_Source records_

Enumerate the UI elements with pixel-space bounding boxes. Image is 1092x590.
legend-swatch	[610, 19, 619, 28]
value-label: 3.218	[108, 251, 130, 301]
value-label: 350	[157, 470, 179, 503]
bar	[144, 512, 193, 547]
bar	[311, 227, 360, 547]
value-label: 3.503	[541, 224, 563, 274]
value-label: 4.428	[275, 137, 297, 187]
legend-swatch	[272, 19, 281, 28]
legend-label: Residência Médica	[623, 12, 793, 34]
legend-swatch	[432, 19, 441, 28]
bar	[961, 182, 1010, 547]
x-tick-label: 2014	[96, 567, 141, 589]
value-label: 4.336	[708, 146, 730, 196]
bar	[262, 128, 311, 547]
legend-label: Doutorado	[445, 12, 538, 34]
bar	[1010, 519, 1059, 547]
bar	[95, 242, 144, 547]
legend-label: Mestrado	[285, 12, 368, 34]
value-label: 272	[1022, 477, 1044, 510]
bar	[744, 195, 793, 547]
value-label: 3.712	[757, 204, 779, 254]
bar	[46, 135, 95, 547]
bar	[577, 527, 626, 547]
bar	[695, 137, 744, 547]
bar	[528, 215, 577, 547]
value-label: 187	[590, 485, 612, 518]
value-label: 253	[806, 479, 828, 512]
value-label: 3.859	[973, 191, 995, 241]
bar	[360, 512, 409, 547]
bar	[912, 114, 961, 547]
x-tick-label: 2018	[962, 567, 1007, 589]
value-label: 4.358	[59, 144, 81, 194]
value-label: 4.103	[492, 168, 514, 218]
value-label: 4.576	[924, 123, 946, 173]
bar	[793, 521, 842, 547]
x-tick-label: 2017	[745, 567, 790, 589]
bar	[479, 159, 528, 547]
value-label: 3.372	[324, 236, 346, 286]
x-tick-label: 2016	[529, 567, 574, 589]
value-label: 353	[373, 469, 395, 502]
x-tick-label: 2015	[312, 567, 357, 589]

_Instructions to follow_
Please pull every line from the records above and reproduce each one unchanged.

_Final result_
Enumerate the UI elements with pixel-space bounding boxes. Image is 1092x590.
legend-swatch	[610, 19, 619, 28]
value-label: 3.218	[108, 251, 130, 301]
value-label: 350	[157, 470, 179, 503]
bar	[144, 512, 193, 547]
bar	[311, 227, 360, 547]
value-label: 3.503	[541, 224, 563, 274]
value-label: 4.428	[275, 137, 297, 187]
legend-swatch	[272, 19, 281, 28]
legend-label: Residência Médica	[623, 12, 793, 34]
legend-swatch	[432, 19, 441, 28]
bar	[961, 182, 1010, 547]
x-tick-label: 2014	[96, 567, 141, 589]
value-label: 4.336	[708, 146, 730, 196]
bar	[262, 128, 311, 547]
legend-label: Doutorado	[445, 12, 538, 34]
bar	[1010, 519, 1059, 547]
bar	[95, 242, 144, 547]
legend-label: Mestrado	[285, 12, 368, 34]
value-label: 272	[1022, 477, 1044, 510]
bar	[744, 195, 793, 547]
value-label: 3.712	[757, 204, 779, 254]
bar	[46, 135, 95, 547]
bar	[577, 527, 626, 547]
bar	[695, 137, 744, 547]
bar	[528, 215, 577, 547]
value-label: 187	[590, 485, 612, 518]
value-label: 253	[806, 479, 828, 512]
value-label: 3.859	[973, 191, 995, 241]
bar	[360, 512, 409, 547]
bar	[912, 114, 961, 547]
x-tick-label: 2018	[962, 567, 1007, 589]
value-label: 4.358	[59, 144, 81, 194]
value-label: 4.103	[492, 168, 514, 218]
value-label: 4.576	[924, 123, 946, 173]
bar	[793, 521, 842, 547]
x-tick-label: 2017	[745, 567, 790, 589]
bar	[479, 159, 528, 547]
value-label: 3.372	[324, 236, 346, 286]
x-tick-label: 2016	[529, 567, 574, 589]
value-label: 353	[373, 469, 395, 502]
x-tick-label: 2015	[312, 567, 357, 589]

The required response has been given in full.